⟨
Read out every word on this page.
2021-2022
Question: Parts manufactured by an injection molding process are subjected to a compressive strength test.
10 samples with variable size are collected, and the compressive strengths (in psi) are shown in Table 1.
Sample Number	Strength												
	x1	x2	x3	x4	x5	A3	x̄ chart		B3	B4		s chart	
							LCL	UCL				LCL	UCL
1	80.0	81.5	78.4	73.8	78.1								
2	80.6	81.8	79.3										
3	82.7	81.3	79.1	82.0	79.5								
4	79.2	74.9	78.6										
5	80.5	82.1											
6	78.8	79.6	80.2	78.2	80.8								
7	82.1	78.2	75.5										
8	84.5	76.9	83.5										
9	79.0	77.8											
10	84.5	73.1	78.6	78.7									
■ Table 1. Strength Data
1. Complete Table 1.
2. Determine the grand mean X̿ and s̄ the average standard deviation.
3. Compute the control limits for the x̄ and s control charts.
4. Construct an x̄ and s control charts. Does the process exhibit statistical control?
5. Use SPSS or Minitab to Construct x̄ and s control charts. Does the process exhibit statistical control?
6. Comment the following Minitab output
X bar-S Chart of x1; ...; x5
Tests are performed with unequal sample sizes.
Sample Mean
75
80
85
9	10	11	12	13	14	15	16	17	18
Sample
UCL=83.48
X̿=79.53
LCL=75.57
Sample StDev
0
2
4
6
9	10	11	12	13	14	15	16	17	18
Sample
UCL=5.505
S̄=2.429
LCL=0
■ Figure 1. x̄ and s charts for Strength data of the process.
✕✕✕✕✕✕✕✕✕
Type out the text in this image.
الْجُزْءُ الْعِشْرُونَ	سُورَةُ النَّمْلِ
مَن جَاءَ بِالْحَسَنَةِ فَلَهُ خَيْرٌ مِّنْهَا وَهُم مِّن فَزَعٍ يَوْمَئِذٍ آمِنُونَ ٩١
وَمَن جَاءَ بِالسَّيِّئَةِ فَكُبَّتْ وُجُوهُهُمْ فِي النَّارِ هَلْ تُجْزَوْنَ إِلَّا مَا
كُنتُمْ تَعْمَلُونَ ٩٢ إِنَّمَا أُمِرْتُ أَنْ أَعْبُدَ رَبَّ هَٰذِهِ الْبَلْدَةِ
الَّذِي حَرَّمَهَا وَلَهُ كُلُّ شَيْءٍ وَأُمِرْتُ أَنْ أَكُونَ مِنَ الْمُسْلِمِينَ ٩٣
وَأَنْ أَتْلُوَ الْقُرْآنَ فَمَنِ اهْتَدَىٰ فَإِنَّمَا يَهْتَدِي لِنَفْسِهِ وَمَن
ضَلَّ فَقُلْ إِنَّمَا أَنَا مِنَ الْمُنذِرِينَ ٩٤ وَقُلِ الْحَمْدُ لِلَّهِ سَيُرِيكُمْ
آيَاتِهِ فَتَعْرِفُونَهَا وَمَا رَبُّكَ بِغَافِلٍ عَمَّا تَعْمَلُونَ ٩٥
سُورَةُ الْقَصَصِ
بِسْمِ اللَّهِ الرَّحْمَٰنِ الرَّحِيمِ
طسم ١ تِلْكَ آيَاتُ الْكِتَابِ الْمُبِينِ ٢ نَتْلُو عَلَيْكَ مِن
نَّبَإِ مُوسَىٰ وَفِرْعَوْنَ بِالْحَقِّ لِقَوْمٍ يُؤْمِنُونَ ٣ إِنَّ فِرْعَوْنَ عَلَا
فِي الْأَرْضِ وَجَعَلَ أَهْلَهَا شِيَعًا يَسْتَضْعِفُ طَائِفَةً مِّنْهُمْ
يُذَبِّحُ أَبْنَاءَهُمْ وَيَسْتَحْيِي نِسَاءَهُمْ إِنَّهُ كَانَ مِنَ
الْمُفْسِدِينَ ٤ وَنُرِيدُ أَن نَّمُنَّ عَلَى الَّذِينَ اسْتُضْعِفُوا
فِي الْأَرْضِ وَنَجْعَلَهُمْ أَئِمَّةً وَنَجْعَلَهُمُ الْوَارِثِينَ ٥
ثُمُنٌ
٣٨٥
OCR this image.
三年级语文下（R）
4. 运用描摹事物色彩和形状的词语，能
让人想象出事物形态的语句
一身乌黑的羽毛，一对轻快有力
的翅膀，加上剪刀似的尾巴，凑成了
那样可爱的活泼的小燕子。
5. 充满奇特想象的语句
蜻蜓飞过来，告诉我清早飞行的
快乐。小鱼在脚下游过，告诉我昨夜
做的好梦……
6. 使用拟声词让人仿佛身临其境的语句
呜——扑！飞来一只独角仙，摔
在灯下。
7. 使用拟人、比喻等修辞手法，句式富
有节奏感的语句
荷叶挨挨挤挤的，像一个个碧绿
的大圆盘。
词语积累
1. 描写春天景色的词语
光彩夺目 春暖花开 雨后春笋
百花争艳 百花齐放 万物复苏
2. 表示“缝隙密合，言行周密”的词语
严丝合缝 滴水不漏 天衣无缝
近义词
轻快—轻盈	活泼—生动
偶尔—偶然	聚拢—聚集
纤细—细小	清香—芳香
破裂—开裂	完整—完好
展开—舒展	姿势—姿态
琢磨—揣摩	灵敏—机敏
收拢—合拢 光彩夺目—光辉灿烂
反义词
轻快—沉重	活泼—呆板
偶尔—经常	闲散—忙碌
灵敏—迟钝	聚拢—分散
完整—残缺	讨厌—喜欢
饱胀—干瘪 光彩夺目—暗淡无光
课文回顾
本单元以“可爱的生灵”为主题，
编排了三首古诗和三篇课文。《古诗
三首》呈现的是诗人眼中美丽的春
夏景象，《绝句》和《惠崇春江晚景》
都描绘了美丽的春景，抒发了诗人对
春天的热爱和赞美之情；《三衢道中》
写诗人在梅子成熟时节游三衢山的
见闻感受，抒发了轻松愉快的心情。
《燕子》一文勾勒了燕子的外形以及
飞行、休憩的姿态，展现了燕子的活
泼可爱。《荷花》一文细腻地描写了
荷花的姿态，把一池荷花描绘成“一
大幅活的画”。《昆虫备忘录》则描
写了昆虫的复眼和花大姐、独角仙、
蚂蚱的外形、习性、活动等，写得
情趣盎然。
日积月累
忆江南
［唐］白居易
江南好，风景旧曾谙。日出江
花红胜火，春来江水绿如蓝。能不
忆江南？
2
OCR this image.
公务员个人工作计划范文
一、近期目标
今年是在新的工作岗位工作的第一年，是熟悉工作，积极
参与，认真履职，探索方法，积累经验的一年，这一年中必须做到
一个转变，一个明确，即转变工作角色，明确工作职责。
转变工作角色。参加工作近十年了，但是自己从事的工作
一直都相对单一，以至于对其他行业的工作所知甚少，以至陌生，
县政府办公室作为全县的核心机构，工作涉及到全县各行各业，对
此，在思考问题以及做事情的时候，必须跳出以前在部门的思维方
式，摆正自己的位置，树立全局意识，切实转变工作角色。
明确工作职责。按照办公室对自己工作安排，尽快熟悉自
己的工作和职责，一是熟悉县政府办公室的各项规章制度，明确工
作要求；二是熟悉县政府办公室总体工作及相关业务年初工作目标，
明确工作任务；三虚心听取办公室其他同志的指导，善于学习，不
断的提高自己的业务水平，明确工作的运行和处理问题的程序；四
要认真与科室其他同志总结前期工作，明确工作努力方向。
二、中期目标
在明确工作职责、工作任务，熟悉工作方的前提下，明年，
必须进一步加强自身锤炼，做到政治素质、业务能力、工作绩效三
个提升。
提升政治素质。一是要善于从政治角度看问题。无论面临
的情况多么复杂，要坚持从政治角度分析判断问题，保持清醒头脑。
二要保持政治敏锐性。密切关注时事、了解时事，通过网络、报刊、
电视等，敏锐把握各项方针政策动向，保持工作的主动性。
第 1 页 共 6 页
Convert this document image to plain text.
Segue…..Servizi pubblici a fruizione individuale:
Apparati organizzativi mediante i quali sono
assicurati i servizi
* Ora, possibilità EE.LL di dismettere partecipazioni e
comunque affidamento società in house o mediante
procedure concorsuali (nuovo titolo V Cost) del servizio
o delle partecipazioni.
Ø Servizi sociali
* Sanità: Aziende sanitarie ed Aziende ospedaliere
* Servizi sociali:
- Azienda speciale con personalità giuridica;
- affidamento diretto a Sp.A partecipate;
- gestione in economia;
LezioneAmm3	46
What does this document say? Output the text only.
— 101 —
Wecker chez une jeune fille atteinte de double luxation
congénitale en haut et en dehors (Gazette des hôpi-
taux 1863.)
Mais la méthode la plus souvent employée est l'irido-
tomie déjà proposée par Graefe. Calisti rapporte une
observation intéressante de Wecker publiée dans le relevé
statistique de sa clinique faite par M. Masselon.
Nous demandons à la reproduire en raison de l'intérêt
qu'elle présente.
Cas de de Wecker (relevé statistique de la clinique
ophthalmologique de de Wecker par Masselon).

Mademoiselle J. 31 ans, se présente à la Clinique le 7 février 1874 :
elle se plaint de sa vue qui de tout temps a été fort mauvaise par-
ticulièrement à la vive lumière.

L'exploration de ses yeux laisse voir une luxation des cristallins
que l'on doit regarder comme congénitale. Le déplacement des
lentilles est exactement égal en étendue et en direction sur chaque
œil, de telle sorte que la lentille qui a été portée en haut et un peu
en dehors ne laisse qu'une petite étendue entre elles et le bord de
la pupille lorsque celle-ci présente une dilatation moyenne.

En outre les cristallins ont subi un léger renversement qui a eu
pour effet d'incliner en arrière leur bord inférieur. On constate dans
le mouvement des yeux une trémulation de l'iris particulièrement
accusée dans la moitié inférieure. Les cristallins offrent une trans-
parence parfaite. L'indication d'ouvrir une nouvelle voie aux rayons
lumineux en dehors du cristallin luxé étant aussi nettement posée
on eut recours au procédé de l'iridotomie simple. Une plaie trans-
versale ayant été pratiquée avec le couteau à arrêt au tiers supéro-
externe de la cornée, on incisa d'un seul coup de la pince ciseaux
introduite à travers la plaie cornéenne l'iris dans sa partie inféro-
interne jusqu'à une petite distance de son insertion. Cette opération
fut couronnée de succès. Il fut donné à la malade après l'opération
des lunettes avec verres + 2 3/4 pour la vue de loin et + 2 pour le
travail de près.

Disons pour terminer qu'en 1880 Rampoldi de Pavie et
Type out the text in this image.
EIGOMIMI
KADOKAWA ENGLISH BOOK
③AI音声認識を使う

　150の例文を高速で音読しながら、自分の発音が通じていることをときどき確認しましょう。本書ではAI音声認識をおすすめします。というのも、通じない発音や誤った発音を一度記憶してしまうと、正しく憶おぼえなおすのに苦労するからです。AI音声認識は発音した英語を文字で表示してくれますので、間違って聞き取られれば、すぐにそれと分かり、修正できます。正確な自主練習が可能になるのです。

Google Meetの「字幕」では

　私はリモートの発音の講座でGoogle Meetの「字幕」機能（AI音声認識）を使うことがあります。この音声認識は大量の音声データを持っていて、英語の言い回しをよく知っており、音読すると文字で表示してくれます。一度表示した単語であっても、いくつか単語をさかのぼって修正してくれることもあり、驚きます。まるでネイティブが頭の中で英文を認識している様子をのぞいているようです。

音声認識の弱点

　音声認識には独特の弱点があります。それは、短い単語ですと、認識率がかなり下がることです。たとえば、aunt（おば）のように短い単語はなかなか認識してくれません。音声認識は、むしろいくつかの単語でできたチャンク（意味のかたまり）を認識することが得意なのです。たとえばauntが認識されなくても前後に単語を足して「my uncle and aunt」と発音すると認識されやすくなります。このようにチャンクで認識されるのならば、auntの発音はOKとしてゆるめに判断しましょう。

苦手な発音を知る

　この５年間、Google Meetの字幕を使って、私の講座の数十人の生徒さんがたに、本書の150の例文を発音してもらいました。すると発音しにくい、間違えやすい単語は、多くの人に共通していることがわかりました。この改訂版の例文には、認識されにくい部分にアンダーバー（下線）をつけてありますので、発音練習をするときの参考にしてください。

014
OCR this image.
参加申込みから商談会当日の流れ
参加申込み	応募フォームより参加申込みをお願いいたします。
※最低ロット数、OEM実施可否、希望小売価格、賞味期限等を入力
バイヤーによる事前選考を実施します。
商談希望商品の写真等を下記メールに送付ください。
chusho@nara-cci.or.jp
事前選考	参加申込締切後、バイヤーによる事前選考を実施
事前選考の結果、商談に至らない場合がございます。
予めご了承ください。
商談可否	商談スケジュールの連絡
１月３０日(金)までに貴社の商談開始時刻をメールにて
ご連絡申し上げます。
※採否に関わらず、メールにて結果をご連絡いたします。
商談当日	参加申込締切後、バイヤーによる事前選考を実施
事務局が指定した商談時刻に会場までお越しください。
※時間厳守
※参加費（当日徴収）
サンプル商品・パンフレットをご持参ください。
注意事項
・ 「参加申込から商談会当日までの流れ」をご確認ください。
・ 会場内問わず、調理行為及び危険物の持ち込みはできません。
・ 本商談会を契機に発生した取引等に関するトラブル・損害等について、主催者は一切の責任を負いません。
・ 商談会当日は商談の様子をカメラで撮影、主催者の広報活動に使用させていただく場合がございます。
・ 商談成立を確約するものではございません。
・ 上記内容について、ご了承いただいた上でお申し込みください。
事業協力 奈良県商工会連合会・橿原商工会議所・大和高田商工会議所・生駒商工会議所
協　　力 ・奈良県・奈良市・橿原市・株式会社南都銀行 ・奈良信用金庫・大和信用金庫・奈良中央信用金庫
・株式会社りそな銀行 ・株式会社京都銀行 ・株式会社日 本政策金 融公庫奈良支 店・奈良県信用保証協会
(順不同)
⟩
PROMPT
How many lines of the listing above include the word "dehors"? State the number and nothing else.

EXERCISE RESULT
3